▶ _SUPPLIED DATA_
____

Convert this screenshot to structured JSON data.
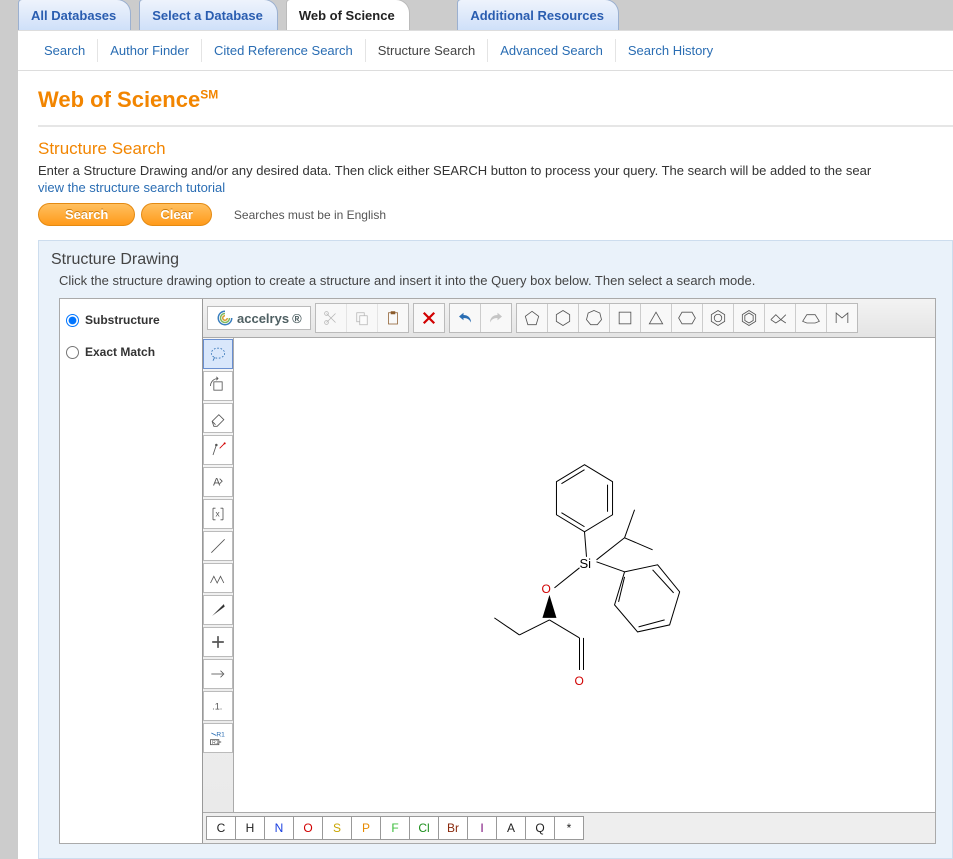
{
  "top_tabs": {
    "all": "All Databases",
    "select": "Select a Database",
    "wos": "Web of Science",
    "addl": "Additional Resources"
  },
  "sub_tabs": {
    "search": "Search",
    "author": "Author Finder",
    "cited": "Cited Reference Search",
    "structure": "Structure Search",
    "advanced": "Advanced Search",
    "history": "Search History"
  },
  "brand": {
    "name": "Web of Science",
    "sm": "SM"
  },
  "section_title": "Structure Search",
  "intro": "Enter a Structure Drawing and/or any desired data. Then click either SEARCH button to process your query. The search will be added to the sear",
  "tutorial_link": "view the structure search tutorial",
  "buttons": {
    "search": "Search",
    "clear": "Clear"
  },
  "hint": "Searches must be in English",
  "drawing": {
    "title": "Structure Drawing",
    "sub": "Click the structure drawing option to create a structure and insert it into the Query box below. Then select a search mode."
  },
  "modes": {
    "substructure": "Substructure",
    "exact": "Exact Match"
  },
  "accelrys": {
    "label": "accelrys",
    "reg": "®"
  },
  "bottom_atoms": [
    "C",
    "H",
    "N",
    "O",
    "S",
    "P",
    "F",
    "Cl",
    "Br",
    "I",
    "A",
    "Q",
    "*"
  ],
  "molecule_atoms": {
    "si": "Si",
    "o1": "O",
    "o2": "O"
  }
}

____

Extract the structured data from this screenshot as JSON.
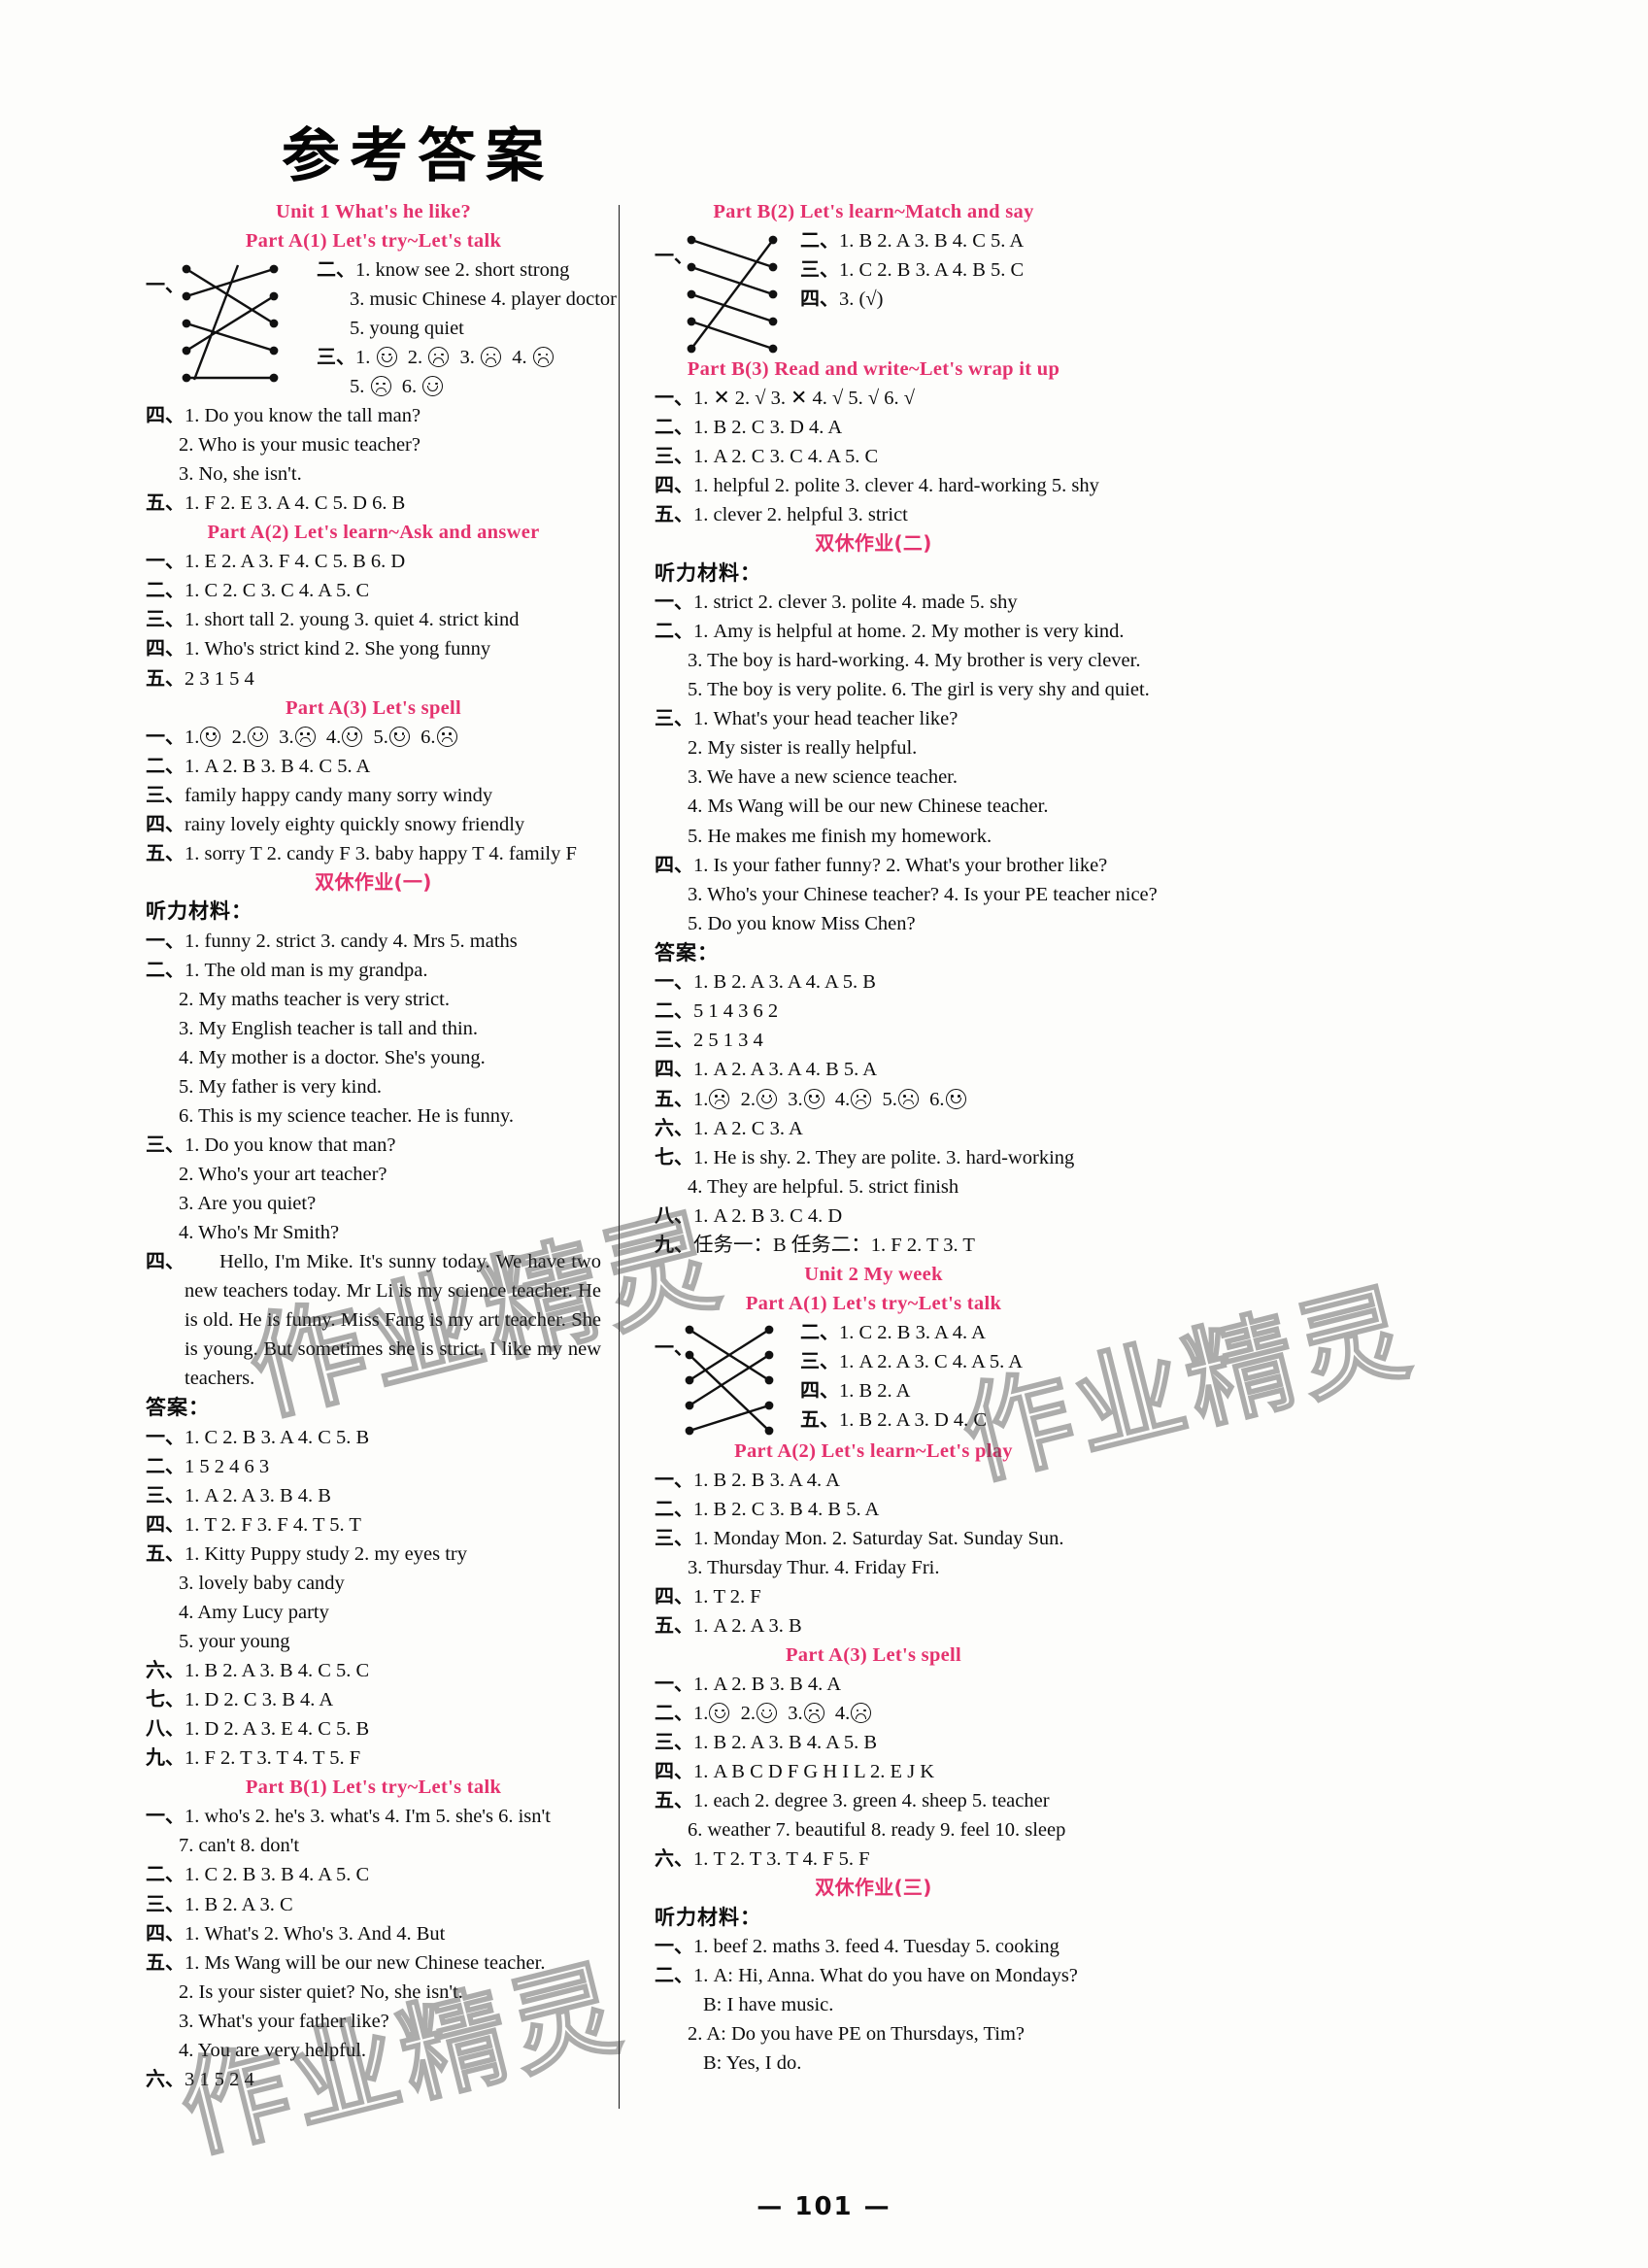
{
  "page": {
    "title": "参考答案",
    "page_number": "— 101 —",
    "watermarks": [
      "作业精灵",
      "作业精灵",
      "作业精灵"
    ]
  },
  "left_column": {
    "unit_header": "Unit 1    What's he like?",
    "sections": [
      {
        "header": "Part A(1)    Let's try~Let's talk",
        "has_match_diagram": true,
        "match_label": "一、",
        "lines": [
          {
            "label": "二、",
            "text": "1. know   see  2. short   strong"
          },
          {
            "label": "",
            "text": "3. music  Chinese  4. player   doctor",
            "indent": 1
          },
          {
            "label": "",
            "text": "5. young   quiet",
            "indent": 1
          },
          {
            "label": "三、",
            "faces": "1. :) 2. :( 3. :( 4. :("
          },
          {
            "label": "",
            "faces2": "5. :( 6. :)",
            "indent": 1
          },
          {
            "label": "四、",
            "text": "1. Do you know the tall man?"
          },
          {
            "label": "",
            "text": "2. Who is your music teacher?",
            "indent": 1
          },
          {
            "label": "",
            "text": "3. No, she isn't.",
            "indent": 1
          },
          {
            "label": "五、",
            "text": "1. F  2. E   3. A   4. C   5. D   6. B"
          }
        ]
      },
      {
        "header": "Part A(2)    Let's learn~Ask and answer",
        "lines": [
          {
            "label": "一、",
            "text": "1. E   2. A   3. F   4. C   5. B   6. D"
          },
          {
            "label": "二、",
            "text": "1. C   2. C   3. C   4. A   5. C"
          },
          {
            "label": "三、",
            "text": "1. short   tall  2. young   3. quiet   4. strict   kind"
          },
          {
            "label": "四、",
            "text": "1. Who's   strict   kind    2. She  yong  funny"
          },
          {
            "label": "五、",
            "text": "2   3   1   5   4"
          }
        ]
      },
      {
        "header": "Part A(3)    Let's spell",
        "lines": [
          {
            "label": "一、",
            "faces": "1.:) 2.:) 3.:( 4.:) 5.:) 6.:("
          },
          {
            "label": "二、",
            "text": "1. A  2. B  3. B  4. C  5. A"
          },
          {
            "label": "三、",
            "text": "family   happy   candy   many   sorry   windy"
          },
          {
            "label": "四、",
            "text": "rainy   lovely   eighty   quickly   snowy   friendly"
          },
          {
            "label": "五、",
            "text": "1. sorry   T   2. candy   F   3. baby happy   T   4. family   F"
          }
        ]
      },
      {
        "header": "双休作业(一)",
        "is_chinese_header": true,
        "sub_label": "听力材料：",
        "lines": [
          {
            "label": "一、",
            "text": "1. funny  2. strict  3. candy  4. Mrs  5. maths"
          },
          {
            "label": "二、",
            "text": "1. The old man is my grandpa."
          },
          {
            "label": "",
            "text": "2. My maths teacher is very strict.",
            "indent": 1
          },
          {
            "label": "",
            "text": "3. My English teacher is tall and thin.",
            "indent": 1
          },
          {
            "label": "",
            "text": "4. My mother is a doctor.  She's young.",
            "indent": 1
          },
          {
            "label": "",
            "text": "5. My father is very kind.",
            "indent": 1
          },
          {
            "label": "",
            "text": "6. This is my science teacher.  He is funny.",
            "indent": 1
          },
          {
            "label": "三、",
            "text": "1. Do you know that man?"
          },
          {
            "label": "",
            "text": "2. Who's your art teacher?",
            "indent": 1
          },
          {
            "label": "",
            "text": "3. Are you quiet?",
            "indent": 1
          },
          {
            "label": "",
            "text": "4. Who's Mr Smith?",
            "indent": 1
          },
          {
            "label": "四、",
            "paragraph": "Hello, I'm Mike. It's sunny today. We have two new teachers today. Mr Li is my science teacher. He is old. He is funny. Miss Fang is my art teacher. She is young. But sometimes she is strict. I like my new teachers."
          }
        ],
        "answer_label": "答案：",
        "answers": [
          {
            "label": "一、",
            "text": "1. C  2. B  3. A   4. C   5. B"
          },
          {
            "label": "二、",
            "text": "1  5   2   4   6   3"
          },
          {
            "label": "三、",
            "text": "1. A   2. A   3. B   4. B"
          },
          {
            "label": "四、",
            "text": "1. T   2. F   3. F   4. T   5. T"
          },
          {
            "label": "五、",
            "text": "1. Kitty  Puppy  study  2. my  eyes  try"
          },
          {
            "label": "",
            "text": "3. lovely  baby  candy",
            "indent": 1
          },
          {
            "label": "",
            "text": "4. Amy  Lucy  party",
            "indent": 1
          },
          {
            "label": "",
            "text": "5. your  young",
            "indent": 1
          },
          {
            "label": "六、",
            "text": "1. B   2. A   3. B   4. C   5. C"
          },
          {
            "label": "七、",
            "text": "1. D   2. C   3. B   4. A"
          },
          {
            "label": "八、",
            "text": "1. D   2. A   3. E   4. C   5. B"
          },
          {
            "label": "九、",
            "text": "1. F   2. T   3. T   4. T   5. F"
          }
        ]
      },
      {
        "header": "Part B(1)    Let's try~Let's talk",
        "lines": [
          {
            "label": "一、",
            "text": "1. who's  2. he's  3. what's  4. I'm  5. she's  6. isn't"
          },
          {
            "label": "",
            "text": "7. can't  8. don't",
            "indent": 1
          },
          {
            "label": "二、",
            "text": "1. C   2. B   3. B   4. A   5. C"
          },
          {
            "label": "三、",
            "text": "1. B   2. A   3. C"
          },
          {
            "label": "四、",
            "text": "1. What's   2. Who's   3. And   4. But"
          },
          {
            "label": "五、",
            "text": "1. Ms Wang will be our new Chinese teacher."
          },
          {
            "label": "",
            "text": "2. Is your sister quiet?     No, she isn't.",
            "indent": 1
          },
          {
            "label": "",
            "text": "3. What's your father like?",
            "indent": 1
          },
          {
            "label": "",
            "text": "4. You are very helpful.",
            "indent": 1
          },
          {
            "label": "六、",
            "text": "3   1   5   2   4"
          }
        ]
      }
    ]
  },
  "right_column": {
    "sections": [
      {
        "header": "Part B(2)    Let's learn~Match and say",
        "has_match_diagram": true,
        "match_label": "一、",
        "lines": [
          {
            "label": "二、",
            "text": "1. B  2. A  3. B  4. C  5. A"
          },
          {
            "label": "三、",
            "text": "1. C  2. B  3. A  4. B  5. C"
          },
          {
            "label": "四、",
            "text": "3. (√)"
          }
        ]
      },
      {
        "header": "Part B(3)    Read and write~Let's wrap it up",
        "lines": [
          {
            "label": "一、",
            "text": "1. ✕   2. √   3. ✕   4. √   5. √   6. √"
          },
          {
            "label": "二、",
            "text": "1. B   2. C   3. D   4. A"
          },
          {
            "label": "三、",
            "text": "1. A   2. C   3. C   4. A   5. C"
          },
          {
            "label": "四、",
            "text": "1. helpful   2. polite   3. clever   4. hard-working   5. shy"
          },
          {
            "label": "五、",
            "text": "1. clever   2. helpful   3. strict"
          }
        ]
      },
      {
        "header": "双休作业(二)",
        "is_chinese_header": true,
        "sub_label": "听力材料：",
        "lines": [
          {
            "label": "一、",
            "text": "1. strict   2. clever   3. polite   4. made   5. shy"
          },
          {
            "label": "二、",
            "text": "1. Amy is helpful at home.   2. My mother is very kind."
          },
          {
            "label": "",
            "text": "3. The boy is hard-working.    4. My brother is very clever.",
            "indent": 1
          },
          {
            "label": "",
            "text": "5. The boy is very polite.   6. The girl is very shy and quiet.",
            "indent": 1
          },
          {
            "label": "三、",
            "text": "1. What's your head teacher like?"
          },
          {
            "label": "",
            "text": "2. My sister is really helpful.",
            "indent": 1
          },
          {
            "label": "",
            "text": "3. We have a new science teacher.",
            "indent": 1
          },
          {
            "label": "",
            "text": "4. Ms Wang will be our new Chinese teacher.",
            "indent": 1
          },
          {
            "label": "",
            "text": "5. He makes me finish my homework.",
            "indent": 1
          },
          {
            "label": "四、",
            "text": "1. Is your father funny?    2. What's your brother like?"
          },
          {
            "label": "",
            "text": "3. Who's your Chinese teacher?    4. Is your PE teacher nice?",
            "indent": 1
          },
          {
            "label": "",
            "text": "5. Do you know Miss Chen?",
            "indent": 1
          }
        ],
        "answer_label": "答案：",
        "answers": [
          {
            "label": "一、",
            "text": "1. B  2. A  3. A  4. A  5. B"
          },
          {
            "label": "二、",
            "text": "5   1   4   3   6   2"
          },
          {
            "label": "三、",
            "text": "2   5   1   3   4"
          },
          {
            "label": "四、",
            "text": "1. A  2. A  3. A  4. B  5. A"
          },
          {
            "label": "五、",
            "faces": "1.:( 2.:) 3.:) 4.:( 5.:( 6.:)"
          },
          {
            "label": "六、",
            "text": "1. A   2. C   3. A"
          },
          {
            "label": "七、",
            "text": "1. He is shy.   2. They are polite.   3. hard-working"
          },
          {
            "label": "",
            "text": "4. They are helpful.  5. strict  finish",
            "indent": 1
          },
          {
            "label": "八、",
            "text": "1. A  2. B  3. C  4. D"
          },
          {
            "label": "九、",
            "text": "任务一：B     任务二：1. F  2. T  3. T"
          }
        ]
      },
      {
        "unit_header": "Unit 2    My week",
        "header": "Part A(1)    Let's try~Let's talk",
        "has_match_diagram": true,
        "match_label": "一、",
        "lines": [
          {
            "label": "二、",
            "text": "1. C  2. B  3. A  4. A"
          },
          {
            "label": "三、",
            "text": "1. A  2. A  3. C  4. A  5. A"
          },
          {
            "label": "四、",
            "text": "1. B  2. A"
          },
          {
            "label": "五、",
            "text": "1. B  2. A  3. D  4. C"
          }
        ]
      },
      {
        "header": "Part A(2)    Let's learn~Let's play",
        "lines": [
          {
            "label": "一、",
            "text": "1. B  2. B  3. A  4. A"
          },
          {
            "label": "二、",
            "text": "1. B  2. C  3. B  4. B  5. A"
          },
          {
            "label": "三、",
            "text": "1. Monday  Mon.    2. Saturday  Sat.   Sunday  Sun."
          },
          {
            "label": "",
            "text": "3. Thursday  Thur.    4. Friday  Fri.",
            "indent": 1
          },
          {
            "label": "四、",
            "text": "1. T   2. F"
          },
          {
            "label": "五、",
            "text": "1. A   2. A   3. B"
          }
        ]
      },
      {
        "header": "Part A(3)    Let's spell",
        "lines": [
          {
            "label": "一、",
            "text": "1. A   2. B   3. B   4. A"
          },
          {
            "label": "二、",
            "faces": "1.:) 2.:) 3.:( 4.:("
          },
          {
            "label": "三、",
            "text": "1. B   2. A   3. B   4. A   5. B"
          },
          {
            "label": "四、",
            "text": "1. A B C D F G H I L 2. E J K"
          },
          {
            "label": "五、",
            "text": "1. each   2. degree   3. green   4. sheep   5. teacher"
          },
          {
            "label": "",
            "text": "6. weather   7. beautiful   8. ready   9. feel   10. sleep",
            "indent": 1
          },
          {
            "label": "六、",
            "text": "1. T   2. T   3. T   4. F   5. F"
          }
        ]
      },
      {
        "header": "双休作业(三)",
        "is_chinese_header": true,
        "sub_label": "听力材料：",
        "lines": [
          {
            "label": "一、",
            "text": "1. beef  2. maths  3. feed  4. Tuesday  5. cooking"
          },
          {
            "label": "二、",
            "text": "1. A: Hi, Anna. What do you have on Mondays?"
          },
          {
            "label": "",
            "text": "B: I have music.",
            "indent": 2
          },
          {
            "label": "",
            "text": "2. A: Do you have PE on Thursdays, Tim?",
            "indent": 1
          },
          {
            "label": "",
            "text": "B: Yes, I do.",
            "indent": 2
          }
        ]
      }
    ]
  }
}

____

▶ _EXERCISE TASK_
Search the records above for the string "structured". Copy every line that contains it.

▶ _RESULT OF THE TASK_
Convert this screenshot to structured JSON data.
Extract the structured data from this screenshot as JSON.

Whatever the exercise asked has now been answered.